**Collected data entries**
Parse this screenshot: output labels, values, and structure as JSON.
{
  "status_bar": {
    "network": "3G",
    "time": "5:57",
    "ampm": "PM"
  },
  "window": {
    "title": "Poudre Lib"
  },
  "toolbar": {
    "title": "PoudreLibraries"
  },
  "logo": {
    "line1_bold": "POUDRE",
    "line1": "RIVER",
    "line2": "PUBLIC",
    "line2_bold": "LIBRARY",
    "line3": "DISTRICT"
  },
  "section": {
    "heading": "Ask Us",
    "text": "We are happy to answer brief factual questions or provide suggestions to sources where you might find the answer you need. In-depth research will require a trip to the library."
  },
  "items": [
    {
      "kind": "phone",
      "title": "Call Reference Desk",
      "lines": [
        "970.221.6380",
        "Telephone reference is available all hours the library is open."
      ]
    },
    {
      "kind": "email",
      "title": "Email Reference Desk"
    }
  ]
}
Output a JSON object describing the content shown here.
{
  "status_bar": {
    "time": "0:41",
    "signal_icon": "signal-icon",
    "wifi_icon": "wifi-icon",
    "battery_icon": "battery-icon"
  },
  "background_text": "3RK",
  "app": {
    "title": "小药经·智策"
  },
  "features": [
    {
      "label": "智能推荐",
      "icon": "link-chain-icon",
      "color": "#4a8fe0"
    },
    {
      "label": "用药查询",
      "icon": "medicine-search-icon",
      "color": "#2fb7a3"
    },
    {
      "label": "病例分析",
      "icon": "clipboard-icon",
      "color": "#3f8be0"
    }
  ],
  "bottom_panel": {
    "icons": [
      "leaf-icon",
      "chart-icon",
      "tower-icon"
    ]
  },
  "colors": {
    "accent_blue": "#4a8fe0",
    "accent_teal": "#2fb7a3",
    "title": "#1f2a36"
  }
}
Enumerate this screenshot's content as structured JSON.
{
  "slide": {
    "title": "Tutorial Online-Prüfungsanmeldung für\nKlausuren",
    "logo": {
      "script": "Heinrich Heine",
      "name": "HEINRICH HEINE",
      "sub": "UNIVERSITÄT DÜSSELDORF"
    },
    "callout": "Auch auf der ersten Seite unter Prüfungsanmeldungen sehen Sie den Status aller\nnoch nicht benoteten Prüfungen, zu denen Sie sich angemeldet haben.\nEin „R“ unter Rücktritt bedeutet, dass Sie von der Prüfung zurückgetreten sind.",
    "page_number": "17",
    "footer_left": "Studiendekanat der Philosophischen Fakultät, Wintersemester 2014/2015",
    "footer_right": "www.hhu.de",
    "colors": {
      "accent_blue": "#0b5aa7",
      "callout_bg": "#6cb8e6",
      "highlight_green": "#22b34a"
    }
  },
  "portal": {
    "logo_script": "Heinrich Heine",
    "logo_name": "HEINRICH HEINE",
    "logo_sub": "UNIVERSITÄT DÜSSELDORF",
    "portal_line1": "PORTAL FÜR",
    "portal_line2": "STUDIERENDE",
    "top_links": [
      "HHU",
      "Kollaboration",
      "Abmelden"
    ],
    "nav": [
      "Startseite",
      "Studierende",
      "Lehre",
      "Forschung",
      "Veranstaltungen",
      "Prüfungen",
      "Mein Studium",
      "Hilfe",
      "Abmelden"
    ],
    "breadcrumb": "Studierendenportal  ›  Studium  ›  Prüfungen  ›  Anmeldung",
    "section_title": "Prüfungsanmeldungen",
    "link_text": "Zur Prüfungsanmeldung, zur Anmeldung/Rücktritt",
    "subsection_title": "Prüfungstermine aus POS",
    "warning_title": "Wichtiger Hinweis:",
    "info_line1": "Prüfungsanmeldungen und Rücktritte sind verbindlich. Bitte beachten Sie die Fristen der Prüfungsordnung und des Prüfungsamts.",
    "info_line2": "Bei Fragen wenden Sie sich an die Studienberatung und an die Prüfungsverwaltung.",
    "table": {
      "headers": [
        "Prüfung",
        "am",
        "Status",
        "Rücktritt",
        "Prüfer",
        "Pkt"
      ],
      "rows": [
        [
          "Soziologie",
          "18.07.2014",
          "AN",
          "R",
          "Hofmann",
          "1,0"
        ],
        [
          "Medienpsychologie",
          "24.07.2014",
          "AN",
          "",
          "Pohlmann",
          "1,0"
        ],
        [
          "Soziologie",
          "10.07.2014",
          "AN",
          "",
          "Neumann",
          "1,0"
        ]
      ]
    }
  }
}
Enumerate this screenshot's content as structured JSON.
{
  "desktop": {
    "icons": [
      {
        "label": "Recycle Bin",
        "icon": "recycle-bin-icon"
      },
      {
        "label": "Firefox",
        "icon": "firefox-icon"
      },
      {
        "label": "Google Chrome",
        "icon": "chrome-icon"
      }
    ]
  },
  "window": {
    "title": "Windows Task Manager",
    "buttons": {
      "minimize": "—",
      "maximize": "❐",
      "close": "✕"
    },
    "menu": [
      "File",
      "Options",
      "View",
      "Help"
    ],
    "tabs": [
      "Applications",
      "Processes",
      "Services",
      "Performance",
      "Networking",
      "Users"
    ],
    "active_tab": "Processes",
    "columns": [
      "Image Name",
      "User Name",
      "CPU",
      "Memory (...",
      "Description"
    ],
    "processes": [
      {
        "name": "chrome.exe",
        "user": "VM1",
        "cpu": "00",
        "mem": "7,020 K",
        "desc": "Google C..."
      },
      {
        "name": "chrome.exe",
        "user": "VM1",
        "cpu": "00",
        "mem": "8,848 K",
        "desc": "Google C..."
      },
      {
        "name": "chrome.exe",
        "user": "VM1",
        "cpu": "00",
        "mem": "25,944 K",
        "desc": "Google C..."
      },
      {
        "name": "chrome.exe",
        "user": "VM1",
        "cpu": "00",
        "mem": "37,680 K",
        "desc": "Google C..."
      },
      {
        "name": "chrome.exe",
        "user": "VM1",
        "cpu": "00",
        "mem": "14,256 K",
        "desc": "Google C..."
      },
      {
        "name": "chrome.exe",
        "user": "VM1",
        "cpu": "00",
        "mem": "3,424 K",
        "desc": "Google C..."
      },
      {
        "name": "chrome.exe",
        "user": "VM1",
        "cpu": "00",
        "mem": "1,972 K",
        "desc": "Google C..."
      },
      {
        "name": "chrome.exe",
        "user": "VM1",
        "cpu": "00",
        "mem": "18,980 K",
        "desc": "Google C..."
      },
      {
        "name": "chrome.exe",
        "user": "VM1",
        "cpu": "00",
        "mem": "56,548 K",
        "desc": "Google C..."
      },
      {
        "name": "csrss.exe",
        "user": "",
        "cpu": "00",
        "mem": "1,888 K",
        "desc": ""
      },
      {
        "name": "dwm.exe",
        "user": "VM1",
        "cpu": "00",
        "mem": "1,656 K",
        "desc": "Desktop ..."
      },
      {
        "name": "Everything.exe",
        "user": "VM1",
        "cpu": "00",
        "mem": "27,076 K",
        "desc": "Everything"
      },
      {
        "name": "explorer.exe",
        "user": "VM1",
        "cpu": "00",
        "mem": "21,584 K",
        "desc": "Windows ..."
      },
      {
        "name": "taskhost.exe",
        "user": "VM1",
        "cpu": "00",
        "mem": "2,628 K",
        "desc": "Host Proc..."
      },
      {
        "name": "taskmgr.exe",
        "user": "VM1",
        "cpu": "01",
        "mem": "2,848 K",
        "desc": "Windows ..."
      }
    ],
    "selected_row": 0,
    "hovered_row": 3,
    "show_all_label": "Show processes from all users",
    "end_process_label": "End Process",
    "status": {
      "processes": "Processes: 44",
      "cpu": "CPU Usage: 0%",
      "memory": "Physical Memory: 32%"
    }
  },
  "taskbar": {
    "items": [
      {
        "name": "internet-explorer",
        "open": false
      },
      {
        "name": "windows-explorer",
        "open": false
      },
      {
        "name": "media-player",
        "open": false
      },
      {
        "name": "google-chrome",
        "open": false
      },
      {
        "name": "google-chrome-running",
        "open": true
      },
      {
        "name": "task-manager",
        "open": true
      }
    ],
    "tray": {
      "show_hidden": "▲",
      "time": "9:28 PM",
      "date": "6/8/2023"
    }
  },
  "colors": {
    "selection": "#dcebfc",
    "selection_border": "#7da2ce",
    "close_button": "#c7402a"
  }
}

**GIVEN PROBLEM**
Using the listing above, state the number of lines that hold "sind", with no other text.

**THE ANSWER**
2